§ **TASK MATERIAL**
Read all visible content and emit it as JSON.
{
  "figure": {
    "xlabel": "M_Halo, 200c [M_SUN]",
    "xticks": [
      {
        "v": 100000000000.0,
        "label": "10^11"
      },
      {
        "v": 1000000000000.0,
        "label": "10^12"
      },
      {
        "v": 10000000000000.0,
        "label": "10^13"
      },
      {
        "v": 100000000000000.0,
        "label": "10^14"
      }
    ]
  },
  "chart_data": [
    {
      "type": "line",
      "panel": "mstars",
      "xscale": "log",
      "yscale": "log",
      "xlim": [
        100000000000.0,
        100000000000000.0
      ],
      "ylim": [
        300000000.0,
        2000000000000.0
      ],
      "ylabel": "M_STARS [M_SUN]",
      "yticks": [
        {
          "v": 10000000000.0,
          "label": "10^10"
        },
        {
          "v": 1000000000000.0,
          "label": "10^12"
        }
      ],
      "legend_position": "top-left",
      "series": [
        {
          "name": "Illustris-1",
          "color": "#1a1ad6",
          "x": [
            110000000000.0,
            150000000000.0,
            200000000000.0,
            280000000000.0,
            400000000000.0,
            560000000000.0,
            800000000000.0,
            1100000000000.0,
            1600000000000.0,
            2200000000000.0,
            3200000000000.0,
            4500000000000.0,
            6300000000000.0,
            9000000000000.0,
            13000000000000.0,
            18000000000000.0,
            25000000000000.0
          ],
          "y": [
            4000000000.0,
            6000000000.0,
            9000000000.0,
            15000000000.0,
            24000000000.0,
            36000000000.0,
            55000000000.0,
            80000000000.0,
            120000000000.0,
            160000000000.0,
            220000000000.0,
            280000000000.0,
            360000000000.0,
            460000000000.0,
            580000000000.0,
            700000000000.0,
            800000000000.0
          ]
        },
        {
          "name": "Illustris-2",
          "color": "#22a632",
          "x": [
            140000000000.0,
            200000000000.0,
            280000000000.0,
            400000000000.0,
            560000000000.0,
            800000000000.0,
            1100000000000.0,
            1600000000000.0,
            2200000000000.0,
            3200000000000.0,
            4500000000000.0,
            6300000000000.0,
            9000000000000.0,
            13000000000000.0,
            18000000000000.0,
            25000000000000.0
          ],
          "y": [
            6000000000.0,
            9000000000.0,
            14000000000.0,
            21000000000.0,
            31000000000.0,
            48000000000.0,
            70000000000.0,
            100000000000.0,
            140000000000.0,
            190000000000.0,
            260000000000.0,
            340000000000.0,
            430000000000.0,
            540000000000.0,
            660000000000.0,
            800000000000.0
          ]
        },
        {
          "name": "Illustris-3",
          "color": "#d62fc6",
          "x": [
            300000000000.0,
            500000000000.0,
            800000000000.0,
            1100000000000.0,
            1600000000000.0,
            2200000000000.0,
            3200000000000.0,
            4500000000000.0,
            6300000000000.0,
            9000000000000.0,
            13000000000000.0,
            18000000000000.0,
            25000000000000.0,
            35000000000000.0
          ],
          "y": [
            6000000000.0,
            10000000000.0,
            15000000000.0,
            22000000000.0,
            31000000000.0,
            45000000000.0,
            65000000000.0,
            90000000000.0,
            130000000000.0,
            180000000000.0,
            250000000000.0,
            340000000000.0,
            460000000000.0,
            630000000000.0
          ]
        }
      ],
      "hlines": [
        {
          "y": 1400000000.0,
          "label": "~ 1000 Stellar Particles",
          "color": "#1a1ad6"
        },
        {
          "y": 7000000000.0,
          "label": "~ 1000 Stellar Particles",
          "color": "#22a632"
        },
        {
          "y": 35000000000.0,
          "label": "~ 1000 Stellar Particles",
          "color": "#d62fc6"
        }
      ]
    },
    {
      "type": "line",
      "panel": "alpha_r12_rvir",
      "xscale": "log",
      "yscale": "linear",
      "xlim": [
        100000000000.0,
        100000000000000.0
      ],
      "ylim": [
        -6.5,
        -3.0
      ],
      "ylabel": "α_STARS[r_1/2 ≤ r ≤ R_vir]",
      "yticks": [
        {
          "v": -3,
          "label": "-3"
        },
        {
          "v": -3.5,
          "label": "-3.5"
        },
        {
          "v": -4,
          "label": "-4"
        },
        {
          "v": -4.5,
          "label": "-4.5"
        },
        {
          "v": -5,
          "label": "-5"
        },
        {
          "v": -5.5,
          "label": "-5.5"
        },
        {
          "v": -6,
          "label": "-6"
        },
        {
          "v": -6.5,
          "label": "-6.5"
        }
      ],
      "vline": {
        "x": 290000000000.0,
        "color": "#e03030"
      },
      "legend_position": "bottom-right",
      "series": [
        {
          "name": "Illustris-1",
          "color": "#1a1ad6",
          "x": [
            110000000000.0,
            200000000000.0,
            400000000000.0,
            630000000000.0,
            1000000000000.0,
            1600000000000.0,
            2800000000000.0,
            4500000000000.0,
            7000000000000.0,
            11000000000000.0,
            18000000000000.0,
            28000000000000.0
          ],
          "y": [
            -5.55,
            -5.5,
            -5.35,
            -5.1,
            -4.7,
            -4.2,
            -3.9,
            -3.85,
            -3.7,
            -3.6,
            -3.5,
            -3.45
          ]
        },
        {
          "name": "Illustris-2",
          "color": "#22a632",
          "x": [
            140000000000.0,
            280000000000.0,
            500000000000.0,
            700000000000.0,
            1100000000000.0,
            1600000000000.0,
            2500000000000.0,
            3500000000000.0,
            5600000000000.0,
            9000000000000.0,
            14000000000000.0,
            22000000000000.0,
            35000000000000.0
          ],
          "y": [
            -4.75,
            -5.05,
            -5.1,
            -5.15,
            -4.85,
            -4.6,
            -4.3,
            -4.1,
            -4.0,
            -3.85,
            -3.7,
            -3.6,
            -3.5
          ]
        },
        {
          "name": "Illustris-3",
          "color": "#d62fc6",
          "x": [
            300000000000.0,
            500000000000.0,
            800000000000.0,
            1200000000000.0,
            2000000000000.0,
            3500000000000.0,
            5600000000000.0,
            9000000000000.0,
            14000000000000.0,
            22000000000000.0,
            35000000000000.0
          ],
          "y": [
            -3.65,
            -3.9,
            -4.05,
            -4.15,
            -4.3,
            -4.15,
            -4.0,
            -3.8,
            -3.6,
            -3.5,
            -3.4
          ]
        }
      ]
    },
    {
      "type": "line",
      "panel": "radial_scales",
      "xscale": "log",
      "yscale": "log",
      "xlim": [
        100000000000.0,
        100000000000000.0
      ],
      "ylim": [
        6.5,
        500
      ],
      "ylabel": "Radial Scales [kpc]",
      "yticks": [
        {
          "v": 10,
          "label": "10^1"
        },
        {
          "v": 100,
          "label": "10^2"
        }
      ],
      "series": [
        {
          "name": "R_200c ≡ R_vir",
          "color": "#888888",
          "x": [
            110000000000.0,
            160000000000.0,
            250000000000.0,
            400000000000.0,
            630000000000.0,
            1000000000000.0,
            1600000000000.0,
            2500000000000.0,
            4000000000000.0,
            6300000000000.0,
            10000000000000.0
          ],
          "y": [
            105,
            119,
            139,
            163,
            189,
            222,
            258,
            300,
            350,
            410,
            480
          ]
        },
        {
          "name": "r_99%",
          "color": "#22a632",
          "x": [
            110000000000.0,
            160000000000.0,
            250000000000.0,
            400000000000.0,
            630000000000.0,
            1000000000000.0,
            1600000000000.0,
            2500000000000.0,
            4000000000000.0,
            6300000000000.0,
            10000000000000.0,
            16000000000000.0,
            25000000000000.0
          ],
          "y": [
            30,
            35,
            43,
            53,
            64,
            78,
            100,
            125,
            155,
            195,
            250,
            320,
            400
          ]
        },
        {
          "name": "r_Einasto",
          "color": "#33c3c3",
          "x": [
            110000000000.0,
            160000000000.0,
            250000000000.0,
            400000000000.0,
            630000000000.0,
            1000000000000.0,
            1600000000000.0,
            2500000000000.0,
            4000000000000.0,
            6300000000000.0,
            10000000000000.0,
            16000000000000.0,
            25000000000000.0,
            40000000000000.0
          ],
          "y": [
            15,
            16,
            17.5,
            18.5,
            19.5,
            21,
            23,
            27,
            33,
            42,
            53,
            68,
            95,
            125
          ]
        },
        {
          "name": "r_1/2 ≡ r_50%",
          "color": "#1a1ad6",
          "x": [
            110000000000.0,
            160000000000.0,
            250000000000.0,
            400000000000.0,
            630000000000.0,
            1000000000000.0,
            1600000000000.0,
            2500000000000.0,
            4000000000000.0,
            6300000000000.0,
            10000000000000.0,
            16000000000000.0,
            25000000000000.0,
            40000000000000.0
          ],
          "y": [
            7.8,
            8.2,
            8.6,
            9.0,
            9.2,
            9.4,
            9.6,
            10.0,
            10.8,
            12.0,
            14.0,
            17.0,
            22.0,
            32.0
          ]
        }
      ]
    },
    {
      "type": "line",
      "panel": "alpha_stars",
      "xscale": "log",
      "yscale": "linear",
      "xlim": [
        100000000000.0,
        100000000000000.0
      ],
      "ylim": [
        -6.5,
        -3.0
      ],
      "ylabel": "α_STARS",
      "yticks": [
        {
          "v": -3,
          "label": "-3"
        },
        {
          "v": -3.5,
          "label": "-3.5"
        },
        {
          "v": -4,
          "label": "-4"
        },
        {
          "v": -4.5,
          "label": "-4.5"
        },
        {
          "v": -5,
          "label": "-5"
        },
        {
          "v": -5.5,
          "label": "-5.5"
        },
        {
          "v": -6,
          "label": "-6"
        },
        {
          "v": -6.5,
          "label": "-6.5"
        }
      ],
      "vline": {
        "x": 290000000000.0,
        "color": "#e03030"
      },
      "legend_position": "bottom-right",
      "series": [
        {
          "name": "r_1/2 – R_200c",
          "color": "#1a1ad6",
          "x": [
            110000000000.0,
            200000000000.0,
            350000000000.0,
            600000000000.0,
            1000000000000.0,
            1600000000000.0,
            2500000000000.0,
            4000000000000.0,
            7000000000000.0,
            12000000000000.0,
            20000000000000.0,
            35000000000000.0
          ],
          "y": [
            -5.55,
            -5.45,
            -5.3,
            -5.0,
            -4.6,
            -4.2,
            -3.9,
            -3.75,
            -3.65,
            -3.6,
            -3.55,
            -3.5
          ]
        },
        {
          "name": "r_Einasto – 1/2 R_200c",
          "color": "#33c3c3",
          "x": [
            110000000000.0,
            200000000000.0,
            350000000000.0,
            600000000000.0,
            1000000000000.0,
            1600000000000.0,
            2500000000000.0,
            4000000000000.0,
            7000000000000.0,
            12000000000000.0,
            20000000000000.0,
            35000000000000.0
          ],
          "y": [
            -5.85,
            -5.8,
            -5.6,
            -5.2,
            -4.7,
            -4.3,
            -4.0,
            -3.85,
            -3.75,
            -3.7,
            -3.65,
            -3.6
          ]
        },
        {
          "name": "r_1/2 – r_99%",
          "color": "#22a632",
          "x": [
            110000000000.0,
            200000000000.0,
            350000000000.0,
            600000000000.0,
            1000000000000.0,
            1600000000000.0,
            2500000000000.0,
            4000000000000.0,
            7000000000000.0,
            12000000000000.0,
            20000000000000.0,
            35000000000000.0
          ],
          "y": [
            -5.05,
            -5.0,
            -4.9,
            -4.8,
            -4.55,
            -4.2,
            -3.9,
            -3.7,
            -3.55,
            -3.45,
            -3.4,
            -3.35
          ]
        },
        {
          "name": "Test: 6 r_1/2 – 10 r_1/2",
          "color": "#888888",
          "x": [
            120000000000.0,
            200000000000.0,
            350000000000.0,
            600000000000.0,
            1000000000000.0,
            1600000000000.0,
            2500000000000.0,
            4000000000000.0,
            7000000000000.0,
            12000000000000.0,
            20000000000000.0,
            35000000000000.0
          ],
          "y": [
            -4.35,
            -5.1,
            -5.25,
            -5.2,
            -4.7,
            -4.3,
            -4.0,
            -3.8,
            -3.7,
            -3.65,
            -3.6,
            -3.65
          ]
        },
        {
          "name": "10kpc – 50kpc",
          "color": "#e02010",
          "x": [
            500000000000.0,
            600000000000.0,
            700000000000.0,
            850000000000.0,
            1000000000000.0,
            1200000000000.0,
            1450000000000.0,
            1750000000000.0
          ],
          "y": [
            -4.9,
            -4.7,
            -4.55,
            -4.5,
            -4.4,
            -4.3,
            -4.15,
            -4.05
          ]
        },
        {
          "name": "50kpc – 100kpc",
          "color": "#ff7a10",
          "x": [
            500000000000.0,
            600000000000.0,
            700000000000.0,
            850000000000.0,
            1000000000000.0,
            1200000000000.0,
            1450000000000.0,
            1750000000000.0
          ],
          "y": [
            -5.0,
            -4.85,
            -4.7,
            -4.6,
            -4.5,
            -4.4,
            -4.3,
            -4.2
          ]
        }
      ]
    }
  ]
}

...

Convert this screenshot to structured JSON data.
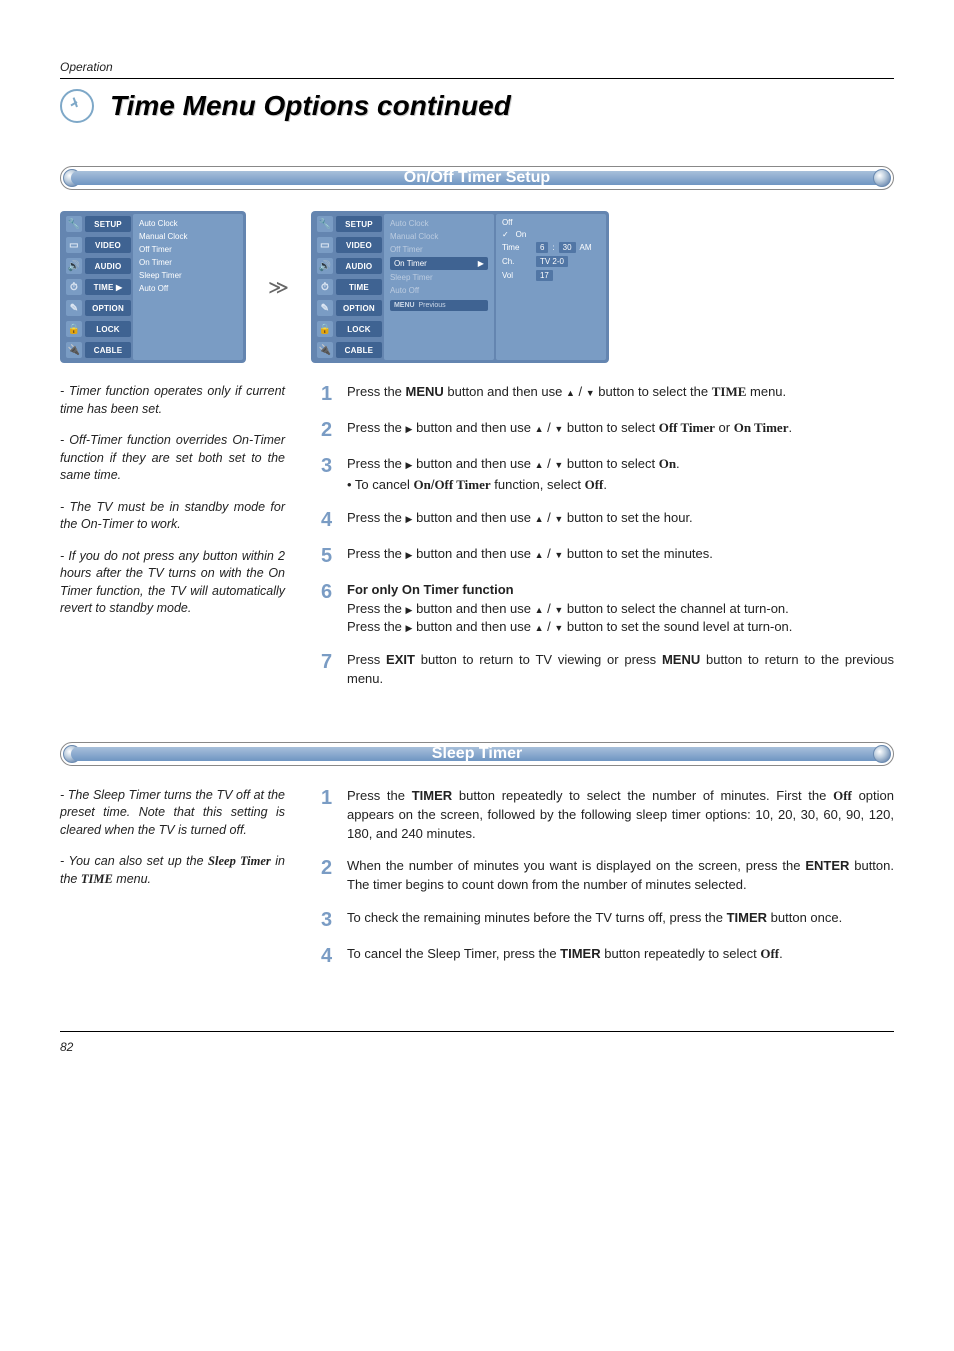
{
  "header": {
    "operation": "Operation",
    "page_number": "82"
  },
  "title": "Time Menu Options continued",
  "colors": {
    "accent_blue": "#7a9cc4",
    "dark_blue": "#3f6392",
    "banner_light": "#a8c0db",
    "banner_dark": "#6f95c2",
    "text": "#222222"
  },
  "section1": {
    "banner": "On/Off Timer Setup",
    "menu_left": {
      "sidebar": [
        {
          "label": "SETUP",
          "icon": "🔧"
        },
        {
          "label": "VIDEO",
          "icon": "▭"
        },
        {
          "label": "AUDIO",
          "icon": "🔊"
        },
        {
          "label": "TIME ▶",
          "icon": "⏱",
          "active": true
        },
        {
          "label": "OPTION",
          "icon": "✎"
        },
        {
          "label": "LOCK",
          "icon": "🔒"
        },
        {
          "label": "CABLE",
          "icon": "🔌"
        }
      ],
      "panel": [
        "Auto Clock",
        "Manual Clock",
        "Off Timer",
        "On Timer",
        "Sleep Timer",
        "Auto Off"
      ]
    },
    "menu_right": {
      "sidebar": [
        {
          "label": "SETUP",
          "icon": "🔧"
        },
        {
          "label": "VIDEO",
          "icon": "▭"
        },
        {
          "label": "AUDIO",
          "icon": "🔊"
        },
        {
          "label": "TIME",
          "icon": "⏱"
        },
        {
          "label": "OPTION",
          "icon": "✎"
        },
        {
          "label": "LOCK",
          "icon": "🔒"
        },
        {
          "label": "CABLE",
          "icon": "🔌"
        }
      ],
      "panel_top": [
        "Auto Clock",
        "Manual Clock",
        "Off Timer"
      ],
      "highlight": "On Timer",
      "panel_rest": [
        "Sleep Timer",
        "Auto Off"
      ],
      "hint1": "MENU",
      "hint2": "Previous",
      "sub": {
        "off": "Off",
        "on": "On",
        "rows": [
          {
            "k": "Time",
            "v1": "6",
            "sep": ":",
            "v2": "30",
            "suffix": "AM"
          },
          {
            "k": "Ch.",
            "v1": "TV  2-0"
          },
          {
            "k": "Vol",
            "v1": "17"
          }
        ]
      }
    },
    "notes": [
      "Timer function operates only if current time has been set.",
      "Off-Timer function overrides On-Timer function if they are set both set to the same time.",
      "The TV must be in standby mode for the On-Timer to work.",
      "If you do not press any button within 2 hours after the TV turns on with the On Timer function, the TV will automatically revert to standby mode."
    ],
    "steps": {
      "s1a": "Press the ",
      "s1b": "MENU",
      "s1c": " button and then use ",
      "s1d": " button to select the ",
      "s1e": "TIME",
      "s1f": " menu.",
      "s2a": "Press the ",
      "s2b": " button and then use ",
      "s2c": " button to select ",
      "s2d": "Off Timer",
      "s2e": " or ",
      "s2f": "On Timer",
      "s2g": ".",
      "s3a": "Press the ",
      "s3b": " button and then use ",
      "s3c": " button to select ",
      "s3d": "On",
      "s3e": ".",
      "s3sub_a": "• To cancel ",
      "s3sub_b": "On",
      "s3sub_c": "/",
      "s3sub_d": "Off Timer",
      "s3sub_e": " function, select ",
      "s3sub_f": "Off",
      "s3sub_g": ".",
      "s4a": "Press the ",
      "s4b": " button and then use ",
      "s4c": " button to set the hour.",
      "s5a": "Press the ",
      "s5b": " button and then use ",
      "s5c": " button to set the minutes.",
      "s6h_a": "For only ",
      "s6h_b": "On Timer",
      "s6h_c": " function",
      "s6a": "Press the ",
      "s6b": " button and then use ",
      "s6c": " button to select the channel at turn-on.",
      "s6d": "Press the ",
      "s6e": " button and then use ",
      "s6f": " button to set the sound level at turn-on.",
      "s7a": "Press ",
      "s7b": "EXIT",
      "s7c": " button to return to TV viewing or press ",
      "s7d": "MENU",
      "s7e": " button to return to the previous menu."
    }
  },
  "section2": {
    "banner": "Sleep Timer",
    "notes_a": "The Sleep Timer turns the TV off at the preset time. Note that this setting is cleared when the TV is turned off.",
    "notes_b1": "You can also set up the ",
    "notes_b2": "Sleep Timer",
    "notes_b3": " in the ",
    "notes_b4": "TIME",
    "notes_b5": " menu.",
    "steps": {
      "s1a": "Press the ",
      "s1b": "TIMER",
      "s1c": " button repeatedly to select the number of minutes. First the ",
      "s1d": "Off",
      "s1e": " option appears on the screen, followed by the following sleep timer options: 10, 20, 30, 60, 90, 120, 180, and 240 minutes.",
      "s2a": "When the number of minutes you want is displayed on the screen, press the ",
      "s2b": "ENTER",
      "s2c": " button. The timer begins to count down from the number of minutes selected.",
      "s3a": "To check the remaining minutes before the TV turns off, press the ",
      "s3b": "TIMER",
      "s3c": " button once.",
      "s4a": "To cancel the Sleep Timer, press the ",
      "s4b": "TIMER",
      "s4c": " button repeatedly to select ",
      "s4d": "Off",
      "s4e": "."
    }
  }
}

...

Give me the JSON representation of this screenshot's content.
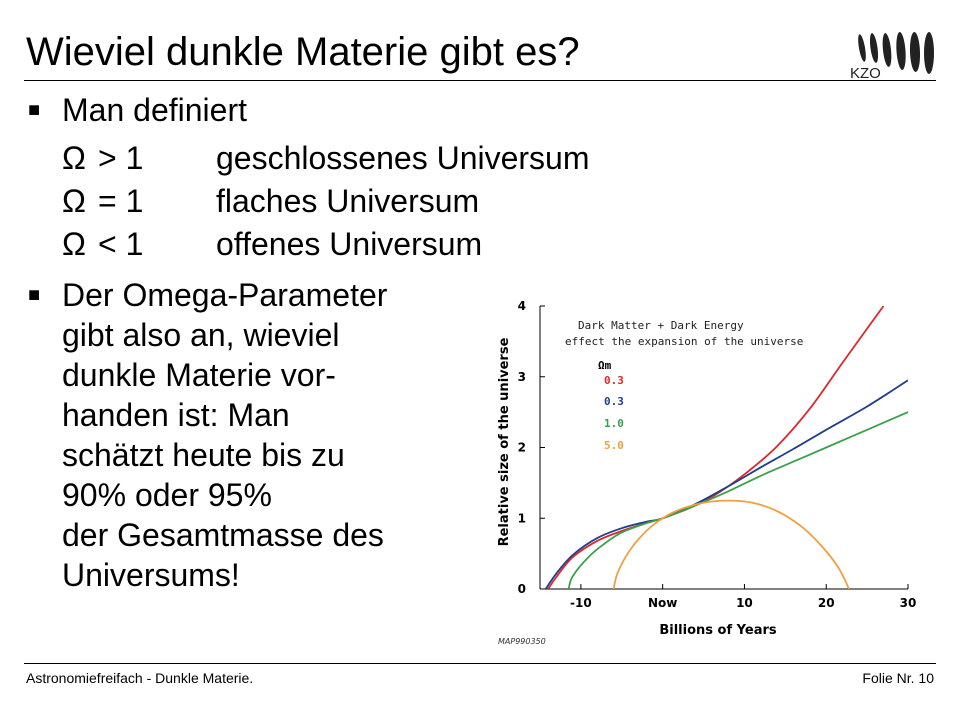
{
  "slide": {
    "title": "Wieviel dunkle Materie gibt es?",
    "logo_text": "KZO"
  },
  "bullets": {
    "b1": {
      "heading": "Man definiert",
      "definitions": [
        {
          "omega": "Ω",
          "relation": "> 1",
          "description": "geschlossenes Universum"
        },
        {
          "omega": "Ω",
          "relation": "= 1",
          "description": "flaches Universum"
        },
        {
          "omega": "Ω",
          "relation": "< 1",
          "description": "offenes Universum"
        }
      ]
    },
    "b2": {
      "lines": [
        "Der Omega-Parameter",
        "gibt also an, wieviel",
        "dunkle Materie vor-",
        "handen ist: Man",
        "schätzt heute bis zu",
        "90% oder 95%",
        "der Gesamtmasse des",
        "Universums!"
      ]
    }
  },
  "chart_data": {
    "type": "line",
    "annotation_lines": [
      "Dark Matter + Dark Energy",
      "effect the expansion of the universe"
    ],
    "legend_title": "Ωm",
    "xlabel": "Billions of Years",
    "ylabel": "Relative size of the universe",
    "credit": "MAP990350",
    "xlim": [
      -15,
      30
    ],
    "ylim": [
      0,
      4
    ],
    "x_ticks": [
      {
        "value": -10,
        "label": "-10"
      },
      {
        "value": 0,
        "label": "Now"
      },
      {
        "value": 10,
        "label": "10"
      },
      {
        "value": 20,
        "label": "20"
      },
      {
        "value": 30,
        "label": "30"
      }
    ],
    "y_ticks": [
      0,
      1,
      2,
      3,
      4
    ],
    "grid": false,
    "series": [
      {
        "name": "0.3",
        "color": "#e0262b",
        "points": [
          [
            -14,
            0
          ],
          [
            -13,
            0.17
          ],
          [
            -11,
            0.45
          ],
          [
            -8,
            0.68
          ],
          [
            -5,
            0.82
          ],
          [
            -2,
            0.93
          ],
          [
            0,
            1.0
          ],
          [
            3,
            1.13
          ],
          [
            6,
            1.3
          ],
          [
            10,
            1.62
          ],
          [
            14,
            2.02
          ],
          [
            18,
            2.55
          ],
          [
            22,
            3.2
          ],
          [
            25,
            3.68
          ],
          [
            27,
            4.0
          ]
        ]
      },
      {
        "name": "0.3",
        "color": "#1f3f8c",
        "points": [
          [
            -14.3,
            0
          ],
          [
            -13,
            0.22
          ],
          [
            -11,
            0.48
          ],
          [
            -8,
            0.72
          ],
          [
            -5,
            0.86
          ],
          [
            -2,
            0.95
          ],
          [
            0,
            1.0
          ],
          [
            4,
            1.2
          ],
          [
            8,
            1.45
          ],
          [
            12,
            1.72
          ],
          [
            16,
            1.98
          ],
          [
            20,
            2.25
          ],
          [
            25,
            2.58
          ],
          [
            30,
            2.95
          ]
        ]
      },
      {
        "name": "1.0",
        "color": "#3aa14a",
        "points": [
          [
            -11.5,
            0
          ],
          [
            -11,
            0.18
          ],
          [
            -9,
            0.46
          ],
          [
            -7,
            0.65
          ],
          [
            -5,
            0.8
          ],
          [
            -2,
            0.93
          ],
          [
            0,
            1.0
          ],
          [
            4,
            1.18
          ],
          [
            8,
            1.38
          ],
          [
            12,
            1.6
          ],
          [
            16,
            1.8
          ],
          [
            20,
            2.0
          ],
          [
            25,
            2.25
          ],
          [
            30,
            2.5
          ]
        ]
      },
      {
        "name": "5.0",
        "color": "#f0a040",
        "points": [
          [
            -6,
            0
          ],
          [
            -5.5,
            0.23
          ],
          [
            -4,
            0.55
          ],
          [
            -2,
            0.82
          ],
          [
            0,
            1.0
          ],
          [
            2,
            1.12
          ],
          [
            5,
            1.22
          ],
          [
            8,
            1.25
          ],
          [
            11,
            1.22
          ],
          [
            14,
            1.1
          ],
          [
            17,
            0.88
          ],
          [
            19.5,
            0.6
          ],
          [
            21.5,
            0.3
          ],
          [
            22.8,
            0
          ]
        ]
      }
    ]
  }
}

§ **GIVEN EXERCISE**
Copy each line that contains the word "JSON".

§ **EXERCISE RESPONSE**
Read all visible content and emit it as JSON.
Convert this screenshot to structured JSON data.
Give me the JSON representation of this screenshot's content.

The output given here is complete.